§ **Input rows**
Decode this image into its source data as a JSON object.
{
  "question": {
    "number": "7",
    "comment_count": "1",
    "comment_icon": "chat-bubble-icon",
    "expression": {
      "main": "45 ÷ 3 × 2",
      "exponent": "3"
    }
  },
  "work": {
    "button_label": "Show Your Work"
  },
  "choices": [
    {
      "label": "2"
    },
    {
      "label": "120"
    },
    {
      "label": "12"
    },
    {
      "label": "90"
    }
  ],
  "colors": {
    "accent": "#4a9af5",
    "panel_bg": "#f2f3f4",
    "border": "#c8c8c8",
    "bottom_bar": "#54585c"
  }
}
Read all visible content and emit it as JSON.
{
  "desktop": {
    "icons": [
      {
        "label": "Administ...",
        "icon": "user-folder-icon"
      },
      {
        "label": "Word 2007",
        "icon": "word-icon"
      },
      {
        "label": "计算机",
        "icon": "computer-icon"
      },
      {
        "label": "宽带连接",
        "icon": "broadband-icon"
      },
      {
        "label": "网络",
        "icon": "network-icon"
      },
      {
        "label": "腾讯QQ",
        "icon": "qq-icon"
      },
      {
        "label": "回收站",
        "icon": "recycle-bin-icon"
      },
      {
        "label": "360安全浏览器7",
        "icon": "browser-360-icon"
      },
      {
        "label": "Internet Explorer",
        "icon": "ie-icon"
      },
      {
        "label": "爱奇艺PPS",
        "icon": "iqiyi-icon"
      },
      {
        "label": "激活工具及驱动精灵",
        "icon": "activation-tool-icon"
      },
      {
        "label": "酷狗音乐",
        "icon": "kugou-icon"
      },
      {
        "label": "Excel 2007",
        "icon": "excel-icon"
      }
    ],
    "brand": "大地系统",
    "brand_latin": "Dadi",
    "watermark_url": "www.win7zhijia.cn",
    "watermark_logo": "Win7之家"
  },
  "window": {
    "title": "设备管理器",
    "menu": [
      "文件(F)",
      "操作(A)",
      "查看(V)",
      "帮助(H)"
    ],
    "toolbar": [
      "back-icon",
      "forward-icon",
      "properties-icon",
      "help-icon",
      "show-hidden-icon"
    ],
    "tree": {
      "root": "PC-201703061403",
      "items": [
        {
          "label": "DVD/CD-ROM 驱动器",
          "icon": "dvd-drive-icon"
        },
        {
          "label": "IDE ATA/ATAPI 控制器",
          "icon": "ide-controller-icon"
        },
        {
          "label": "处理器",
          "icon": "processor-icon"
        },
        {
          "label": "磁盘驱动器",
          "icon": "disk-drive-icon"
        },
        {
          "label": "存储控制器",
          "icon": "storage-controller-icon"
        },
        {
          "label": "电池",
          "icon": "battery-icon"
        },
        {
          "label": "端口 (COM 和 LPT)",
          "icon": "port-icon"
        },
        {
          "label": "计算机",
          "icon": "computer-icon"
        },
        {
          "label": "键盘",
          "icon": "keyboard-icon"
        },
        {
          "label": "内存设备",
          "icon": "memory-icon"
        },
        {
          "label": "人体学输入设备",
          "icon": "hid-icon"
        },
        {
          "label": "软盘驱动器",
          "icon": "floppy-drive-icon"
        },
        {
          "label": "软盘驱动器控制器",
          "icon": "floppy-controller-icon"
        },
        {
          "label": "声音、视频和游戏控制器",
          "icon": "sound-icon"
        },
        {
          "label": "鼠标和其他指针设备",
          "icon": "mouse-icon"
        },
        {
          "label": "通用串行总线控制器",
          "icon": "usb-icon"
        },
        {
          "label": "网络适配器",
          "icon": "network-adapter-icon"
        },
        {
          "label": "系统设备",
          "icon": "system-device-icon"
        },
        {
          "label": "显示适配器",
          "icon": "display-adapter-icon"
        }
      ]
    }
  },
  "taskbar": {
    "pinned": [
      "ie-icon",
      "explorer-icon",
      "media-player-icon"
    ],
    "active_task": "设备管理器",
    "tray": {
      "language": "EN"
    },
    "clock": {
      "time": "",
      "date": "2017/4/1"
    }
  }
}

§ **Set exercise**
Which lines above hold the word "computer"? Copy each of them.

§ **Solution below**
        "icon": "computer-icon"
          "icon": "computer-icon"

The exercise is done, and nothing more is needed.